INSTRUCTIONS FOR THE TASK: Identify the lines that contain the string "Auto" and copy all of them.

DATA TO USE:
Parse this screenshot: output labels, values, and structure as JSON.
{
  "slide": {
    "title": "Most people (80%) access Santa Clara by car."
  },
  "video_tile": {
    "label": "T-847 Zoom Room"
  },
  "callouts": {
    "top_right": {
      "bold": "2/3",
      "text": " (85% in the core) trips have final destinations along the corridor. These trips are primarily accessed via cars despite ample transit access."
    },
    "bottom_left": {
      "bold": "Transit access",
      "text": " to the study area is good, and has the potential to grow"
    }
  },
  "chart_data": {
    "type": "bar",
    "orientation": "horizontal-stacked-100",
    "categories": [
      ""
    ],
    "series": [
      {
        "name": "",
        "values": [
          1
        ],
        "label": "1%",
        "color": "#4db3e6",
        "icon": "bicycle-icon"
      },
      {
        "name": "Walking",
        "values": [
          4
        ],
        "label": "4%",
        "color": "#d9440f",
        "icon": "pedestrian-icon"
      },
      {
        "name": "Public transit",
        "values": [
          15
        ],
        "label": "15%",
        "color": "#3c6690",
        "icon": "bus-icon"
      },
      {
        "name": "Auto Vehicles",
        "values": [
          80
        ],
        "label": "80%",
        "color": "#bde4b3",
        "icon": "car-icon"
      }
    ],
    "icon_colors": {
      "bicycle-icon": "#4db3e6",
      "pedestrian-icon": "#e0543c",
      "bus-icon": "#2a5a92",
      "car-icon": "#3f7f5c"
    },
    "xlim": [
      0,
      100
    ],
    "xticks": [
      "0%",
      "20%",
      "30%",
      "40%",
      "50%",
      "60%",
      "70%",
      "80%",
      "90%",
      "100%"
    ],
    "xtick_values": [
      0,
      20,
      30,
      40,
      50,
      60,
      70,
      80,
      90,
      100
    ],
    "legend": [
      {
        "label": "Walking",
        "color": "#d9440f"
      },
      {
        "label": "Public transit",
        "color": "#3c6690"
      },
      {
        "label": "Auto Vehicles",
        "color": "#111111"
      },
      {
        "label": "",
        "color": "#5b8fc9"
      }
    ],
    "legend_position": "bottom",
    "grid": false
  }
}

SOLVED EXERCISE:
        "name": "Auto Vehicles",
        "label": "Auto Vehicles",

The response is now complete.